:: Exercise objective ::
Output the material below unchanged, apart from leaving out the pictures.

:: Provided information ::
--------------------

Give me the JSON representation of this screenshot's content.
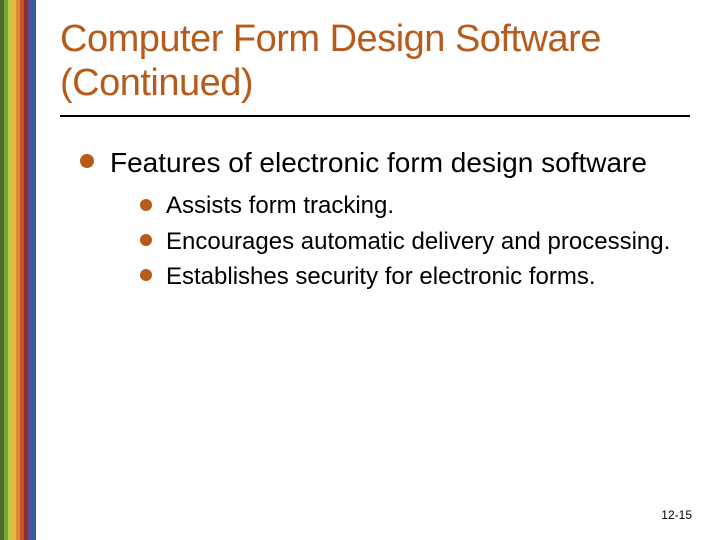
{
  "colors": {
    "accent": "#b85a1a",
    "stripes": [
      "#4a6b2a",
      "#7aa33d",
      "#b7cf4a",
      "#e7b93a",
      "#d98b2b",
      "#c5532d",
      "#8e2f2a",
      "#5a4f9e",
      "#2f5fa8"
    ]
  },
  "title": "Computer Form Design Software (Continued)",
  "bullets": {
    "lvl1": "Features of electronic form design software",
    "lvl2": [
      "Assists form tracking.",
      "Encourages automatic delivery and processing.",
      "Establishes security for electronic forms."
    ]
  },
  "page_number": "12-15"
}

--------------------

:: Result of this exercise ::
Give me the JSON representation of this screenshot's content.
{
  "colors": {
    "accent": "#b85a1a",
    "stripes": [
      "#4a6b2a",
      "#7aa33d",
      "#b7cf4a",
      "#e7b93a",
      "#d98b2b",
      "#c5532d",
      "#8e2f2a",
      "#5a4f9e",
      "#2f5fa8"
    ]
  },
  "title": "Computer Form Design Software (Continued)",
  "bullets": {
    "lvl1": "Features of electronic form design software",
    "lvl2": [
      "Assists form tracking.",
      "Encourages automatic delivery and processing.",
      "Establishes security for electronic forms."
    ]
  },
  "page_number": "12-15"
}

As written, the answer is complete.